(Dataset items)
— Start —
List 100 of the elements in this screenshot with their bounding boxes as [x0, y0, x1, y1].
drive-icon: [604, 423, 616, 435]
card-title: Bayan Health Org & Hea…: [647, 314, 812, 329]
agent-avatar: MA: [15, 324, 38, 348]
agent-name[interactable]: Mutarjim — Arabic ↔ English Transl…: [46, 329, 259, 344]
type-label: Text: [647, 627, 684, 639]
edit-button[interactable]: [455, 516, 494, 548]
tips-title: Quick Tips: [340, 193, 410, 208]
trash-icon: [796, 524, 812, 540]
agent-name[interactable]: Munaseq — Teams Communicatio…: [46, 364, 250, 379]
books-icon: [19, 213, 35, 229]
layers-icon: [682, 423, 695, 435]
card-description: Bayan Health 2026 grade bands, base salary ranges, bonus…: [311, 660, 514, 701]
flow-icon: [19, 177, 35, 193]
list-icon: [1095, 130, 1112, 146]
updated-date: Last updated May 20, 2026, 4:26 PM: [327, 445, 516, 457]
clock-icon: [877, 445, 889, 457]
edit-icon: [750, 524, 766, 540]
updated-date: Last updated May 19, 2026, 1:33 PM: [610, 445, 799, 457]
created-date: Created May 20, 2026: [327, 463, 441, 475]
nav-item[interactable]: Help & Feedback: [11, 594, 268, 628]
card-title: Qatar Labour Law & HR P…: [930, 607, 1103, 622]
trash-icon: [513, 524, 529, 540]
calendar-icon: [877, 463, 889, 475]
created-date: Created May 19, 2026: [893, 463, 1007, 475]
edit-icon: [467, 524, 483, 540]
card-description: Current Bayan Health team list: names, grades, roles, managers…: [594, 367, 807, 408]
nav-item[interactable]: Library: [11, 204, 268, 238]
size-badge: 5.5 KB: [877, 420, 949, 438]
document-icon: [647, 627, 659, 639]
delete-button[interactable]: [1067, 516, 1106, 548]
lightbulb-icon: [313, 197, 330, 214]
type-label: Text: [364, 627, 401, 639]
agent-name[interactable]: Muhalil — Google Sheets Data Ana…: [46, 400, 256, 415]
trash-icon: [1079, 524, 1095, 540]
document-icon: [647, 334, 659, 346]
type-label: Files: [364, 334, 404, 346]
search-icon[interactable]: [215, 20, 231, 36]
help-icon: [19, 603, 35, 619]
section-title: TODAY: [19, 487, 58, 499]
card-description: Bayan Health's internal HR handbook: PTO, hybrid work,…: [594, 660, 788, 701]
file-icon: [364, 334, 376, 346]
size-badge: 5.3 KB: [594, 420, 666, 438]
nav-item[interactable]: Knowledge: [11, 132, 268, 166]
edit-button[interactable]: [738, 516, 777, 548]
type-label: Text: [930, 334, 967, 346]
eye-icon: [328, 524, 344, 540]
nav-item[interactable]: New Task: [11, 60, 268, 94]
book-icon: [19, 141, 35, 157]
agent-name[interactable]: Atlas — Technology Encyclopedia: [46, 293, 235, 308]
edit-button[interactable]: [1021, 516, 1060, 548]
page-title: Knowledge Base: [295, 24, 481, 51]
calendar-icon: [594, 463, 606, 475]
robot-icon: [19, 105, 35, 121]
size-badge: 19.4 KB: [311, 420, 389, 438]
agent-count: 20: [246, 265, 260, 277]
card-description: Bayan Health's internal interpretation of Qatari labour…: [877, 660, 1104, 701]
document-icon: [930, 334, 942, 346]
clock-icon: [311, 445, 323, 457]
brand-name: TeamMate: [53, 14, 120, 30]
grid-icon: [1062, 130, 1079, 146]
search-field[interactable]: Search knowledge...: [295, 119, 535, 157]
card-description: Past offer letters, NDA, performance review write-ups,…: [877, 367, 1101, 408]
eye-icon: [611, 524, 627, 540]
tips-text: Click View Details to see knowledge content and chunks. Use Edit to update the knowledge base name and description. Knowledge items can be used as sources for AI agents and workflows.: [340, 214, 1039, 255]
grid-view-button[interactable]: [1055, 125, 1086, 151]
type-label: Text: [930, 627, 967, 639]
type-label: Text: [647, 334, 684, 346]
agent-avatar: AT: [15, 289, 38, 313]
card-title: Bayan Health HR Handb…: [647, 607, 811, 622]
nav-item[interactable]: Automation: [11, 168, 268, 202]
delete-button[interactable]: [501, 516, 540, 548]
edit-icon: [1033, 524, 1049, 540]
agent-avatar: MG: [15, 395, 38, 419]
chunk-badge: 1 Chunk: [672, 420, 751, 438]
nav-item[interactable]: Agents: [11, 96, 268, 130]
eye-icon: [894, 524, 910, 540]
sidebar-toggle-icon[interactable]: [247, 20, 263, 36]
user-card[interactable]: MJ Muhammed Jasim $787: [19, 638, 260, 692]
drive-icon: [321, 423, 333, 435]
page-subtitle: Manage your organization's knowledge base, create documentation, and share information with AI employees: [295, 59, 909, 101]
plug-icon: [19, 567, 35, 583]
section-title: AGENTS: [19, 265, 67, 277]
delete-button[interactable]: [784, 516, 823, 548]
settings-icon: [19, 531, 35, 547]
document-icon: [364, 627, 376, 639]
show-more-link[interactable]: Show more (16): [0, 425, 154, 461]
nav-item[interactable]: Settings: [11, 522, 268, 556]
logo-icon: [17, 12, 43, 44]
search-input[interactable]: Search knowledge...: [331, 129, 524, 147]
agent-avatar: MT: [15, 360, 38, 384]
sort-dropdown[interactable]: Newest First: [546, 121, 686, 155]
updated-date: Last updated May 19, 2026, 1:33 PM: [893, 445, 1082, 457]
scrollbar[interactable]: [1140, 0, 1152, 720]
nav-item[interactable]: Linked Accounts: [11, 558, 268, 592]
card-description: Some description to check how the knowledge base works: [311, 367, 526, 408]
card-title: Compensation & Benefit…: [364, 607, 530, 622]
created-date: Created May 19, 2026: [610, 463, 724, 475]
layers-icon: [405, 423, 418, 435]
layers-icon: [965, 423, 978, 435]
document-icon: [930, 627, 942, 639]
— End —
Print the lines above word for word, with nothing changed.

List 100 of the elements in this screenshot with their bounding boxes as [x0, y0, x1, y1].
drive-icon: [604, 423, 616, 435]
card-title: Bayan Health Org & Hea…: [647, 314, 812, 329]
agent-avatar: MA: [15, 324, 38, 348]
agent-name[interactable]: Mutarjim — Arabic ↔ English Transl…: [46, 329, 259, 344]
type-label: Text: [647, 627, 684, 639]
edit-button[interactable]: [455, 516, 494, 548]
tips-title: Quick Tips: [340, 193, 410, 208]
trash-icon: [796, 524, 812, 540]
agent-name[interactable]: Munaseq — Teams Communicatio…: [46, 364, 250, 379]
books-icon: [19, 213, 35, 229]
layers-icon: [682, 423, 695, 435]
card-description: Bayan Health 2026 grade bands, base salary ranges, bonus…: [311, 660, 514, 701]
flow-icon: [19, 177, 35, 193]
list-icon: [1095, 130, 1112, 146]
updated-date: Last updated May 20, 2026, 4:26 PM: [327, 445, 516, 457]
clock-icon: [877, 445, 889, 457]
edit-icon: [750, 524, 766, 540]
updated-date: Last updated May 19, 2026, 1:33 PM: [610, 445, 799, 457]
created-date: Created May 20, 2026: [327, 463, 441, 475]
nav-item[interactable]: Help & Feedback: [11, 594, 268, 628]
card-title: Qatar Labour Law & HR P…: [930, 607, 1103, 622]
trash-icon: [513, 524, 529, 540]
calendar-icon: [877, 463, 889, 475]
created-date: Created May 19, 2026: [893, 463, 1007, 475]
edit-icon: [467, 524, 483, 540]
card-description: Current Bayan Health team list: names, grades, roles, managers…: [594, 367, 807, 408]
nav-item[interactable]: Library: [11, 204, 268, 238]
size-badge: 5.5 KB: [877, 420, 949, 438]
document-icon: [647, 627, 659, 639]
delete-button[interactable]: [1067, 516, 1106, 548]
lightbulb-icon: [313, 197, 330, 214]
type-label: Text: [364, 627, 401, 639]
agent-name[interactable]: Muhalil — Google Sheets Data Ana…: [46, 400, 256, 415]
trash-icon: [1079, 524, 1095, 540]
document-icon: [647, 334, 659, 346]
type-label: Files: [364, 334, 404, 346]
search-icon[interactable]: [215, 20, 231, 36]
help-icon: [19, 603, 35, 619]
section-title: TODAY: [19, 487, 58, 499]
card-description: Bayan Health's internal HR handbook: PTO, hybrid work,…: [594, 660, 788, 701]
file-icon: [364, 334, 376, 346]
size-badge: 5.3 KB: [594, 420, 666, 438]
nav-item[interactable]: Knowledge: [11, 132, 268, 166]
edit-button[interactable]: [738, 516, 777, 548]
type-label: Text: [930, 334, 967, 346]
eye-icon: [328, 524, 344, 540]
nav-item[interactable]: New Task: [11, 60, 268, 94]
book-icon: [19, 141, 35, 157]
agent-name[interactable]: Atlas — Technology Encyclopedia: [46, 293, 235, 308]
edit-button[interactable]: [1021, 516, 1060, 548]
page-title: Knowledge Base: [295, 24, 481, 51]
calendar-icon: [594, 463, 606, 475]
robot-icon: [19, 105, 35, 121]
size-badge: 19.4 KB: [311, 420, 389, 438]
agent-count: 20: [246, 265, 260, 277]
card-description: Bayan Health's internal interpretation of Qatari labour…: [877, 660, 1104, 701]
document-icon: [930, 334, 942, 346]
clock-icon: [311, 445, 323, 457]
brand-name: TeamMate: [53, 14, 120, 30]
grid-icon: [1062, 130, 1079, 146]
search-field[interactable]: Search knowledge...: [295, 119, 535, 157]
card-description: Past offer letters, NDA, performance review write-ups,…: [877, 367, 1101, 408]
eye-icon: [611, 524, 627, 540]
tips-text: Click View Details to see knowledge content and chunks. Use Edit to update the knowledge base name and description. Knowledge items can be used as sources for AI agents and workflows.: [340, 214, 1039, 255]
grid-view-button[interactable]: [1055, 125, 1086, 151]
type-label: Text: [930, 627, 967, 639]
type-label: Text: [647, 334, 684, 346]
agent-avatar: AT: [15, 289, 38, 313]
card-title: Bayan Health HR Handb…: [647, 607, 811, 622]
nav-item[interactable]: Automation: [11, 168, 268, 202]
delete-button[interactable]: [501, 516, 540, 548]
edit-icon: [1033, 524, 1049, 540]
agent-avatar: MG: [15, 395, 38, 419]
chunk-badge: 1 Chunk: [672, 420, 751, 438]
nav-item[interactable]: Agents: [11, 96, 268, 130]
eye-icon: [894, 524, 910, 540]
sidebar-toggle-icon[interactable]: [247, 20, 263, 36]
user-card[interactable]: MJ Muhammed Jasim $787: [19, 638, 260, 692]
drive-icon: [321, 423, 333, 435]
page-subtitle: Manage your organization's knowledge base, create documentation, and share information with AI employees: [295, 59, 909, 101]
plug-icon: [19, 567, 35, 583]
section-title: AGENTS: [19, 265, 67, 277]
delete-button[interactable]: [784, 516, 823, 548]
settings-icon: [19, 531, 35, 547]
document-icon: [364, 627, 376, 639]
show-more-link[interactable]: Show more (16): [0, 425, 154, 461]
nav-item[interactable]: Settings: [11, 522, 268, 556]
logo-icon: [17, 12, 43, 44]
search-input[interactable]: Search knowledge...: [331, 129, 524, 147]
agent-avatar: MT: [15, 360, 38, 384]
sort-dropdown[interactable]: Newest First: [546, 121, 686, 155]
updated-date: Last updated May 19, 2026, 1:33 PM: [893, 445, 1082, 457]
scrollbar[interactable]: [1140, 0, 1152, 720]
nav-item[interactable]: Linked Accounts: [11, 558, 268, 592]
card-description: Some description to check how the knowledge base works: [311, 367, 526, 408]
card-title: Compensation & Benefit…: [364, 607, 530, 622]
created-date: Created May 19, 2026: [610, 463, 724, 475]
layers-icon: [405, 423, 418, 435]
layers-icon: [965, 423, 978, 435]
document-icon: [930, 627, 942, 639]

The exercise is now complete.